§ WHAT IS NEEDED
Set down the full listing exactly as given. Any pictures are to be left out.

§ GIVEN INFORMATION
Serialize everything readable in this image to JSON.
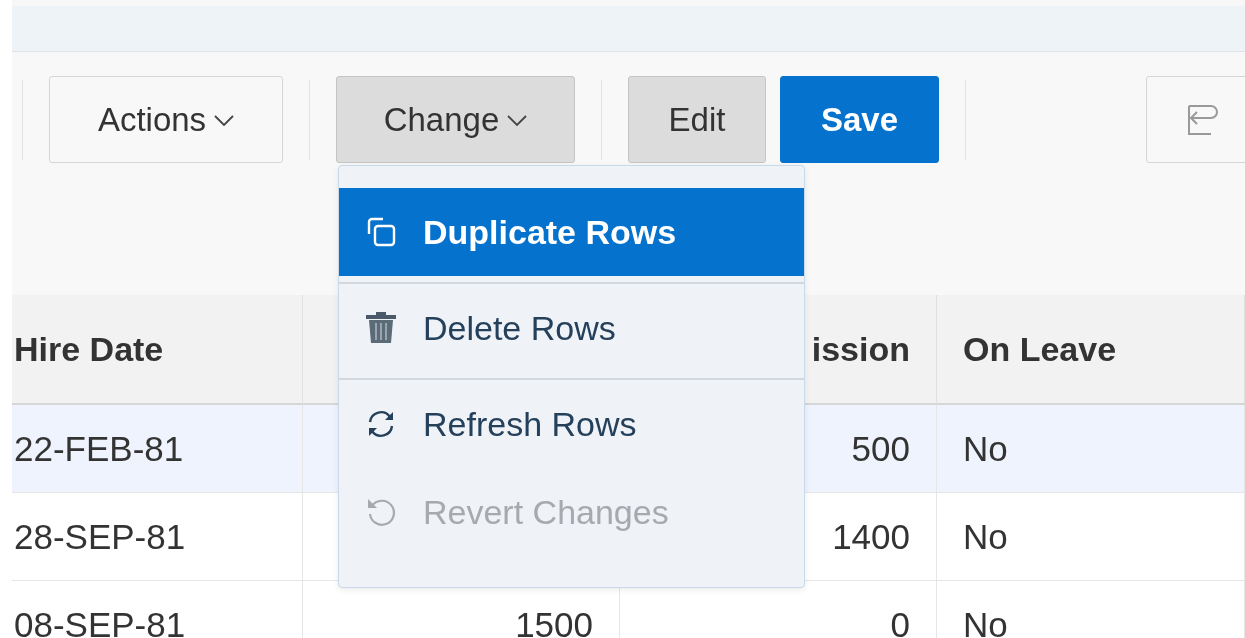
{
  "toolbar": {
    "buttons": [
      {
        "label": "Actions",
        "kind": "menu",
        "pressed": false
      },
      {
        "label": "Change",
        "kind": "menu",
        "pressed": true
      },
      {
        "label": "Edit",
        "kind": "plain",
        "pressed": true
      },
      {
        "label": "Save",
        "kind": "primary",
        "pressed": false
      },
      {
        "kind": "icon",
        "pressed": false
      }
    ]
  },
  "menu": {
    "items": [
      {
        "label": "Duplicate Rows",
        "selected": true,
        "disabled": false
      },
      {
        "label": "Delete Rows",
        "selected": false,
        "disabled": false
      },
      {
        "label": "Refresh Rows",
        "selected": false,
        "disabled": false
      },
      {
        "label": "Revert Changes",
        "selected": false,
        "disabled": true
      }
    ]
  },
  "table": {
    "columns": [
      {
        "label": "Hire Date"
      },
      {},
      {
        "label": "ission"
      },
      {
        "label": "On Leave"
      }
    ],
    "rows": [
      {
        "selected": true,
        "cells": [
          "22-FEB-81",
          "",
          "500",
          "No"
        ]
      },
      {
        "selected": false,
        "cells": [
          "28-SEP-81",
          "",
          "1400",
          "No"
        ]
      },
      {
        "selected": false,
        "cells": [
          "08-SEP-81",
          "1500",
          "0",
          "No"
        ]
      }
    ]
  }
}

§ SOLUTION TO THIS TASK
Serialize everything readable in this image to JSON.
{
  "toolbar": {
    "buttons": [
      {
        "label": "Actions",
        "kind": "menu",
        "pressed": false
      },
      {
        "label": "Change",
        "kind": "menu",
        "pressed": true
      },
      {
        "label": "Edit",
        "kind": "plain",
        "pressed": true
      },
      {
        "label": "Save",
        "kind": "primary",
        "pressed": false
      },
      {
        "kind": "icon",
        "pressed": false
      }
    ]
  },
  "menu": {
    "items": [
      {
        "label": "Duplicate Rows",
        "selected": true,
        "disabled": false
      },
      {
        "label": "Delete Rows",
        "selected": false,
        "disabled": false
      },
      {
        "label": "Refresh Rows",
        "selected": false,
        "disabled": false
      },
      {
        "label": "Revert Changes",
        "selected": false,
        "disabled": true
      }
    ]
  },
  "table": {
    "columns": [
      {
        "label": "Hire Date"
      },
      {},
      {
        "label": "ission"
      },
      {
        "label": "On Leave"
      }
    ],
    "rows": [
      {
        "selected": true,
        "cells": [
          "22-FEB-81",
          "",
          "500",
          "No"
        ]
      },
      {
        "selected": false,
        "cells": [
          "28-SEP-81",
          "",
          "1400",
          "No"
        ]
      },
      {
        "selected": false,
        "cells": [
          "08-SEP-81",
          "1500",
          "0",
          "No"
        ]
      }
    ]
  }
}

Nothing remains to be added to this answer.